• Supplied data
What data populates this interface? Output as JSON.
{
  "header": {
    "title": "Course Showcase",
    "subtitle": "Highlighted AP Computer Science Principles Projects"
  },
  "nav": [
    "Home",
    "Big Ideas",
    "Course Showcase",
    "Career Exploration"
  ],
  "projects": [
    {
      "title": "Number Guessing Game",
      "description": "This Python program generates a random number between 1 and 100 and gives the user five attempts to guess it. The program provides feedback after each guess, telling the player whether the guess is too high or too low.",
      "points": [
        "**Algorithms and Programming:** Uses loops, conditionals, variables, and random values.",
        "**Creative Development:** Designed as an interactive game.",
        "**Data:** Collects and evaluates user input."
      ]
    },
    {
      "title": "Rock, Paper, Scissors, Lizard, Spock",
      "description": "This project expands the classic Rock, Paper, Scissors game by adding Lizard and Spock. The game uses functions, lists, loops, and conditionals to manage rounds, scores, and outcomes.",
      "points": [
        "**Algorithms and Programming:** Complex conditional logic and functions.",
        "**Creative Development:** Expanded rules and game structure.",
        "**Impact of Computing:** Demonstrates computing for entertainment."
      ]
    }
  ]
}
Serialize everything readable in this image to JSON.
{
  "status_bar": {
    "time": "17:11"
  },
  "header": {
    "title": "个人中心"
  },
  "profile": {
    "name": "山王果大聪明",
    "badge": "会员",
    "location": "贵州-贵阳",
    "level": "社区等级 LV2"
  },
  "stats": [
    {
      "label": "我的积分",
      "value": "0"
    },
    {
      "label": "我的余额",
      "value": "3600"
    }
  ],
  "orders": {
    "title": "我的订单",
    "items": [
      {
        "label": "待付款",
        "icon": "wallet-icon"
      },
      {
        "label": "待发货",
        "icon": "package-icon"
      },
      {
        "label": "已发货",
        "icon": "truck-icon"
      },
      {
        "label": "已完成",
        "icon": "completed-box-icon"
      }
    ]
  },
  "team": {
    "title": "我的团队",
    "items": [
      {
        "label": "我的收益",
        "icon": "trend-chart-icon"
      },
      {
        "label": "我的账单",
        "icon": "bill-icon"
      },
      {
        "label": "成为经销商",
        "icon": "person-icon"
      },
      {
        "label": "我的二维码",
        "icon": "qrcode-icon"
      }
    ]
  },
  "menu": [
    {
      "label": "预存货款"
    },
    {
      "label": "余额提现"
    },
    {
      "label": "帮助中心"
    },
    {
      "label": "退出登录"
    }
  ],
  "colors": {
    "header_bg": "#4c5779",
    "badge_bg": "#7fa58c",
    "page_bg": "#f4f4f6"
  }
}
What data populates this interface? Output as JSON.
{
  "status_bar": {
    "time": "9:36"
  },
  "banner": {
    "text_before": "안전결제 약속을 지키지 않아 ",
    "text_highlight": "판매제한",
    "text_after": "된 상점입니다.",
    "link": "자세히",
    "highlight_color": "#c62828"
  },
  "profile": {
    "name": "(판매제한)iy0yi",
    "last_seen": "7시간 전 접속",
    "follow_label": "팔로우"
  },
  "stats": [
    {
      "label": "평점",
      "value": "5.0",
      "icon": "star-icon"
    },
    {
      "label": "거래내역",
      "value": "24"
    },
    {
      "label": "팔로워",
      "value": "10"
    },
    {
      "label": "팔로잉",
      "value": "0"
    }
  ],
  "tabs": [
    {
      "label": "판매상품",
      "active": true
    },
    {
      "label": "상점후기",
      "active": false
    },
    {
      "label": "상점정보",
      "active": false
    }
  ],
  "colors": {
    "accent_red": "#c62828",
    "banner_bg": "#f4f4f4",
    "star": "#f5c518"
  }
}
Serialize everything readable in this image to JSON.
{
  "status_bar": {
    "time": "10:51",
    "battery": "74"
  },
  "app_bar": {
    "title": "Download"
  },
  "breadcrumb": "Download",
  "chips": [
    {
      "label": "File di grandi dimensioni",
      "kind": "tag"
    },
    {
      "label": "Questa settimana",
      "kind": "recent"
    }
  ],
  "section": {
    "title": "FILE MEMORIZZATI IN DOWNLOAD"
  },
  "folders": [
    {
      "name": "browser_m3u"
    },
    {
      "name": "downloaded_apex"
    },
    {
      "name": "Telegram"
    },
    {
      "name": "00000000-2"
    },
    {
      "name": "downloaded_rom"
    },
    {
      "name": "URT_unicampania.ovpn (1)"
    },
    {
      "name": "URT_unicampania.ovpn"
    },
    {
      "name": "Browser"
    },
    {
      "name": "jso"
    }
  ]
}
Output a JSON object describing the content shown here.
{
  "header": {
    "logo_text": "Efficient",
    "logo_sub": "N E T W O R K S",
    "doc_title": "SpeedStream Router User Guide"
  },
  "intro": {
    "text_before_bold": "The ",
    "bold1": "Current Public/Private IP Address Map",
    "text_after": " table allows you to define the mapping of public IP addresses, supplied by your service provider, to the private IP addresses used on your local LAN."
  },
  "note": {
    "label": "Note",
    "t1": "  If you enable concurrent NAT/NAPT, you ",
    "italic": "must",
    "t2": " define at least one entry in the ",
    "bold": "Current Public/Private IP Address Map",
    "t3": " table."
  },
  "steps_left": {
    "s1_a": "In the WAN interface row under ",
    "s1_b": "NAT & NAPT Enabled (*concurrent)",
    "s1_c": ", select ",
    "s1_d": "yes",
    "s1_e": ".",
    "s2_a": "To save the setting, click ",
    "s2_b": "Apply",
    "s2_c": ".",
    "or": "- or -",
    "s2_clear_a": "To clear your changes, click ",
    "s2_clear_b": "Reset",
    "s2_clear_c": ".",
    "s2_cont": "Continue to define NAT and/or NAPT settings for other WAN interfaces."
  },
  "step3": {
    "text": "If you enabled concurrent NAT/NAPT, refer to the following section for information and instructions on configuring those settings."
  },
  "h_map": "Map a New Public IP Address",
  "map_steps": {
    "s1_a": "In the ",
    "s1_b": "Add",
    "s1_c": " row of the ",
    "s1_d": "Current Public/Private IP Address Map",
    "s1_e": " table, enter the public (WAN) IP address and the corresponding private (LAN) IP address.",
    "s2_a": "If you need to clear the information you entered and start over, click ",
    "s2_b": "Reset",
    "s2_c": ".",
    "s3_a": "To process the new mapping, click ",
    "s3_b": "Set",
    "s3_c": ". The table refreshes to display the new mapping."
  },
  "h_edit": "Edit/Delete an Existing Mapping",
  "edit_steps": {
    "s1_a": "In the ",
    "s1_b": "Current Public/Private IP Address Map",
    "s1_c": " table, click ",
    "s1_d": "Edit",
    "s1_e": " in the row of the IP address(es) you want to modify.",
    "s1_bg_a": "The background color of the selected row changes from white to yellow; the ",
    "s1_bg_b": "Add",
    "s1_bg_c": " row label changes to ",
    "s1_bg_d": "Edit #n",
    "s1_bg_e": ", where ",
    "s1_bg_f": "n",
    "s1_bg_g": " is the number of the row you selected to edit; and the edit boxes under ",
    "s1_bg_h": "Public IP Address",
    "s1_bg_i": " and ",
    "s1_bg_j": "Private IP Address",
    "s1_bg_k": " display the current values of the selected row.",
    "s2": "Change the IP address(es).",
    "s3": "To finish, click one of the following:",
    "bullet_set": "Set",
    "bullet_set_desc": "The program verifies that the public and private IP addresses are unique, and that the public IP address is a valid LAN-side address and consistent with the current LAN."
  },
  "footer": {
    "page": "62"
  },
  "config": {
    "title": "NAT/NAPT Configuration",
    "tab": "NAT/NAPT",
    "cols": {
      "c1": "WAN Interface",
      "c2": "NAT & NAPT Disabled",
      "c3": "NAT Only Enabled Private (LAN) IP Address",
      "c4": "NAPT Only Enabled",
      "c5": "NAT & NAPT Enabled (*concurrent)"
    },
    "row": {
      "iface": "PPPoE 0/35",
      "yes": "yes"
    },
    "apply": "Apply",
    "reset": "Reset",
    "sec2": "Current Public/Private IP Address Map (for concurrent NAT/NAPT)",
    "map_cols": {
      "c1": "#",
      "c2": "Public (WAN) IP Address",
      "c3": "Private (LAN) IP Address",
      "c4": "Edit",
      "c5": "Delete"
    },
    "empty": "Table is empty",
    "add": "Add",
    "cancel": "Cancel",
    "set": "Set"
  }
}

• Exercise goal
Each line above that holds the string "Reset" should be copied and shown.

• Reply
    "s2_clear_b": "Reset",
    "s2_b": "Reset",
    "reset": "Reset",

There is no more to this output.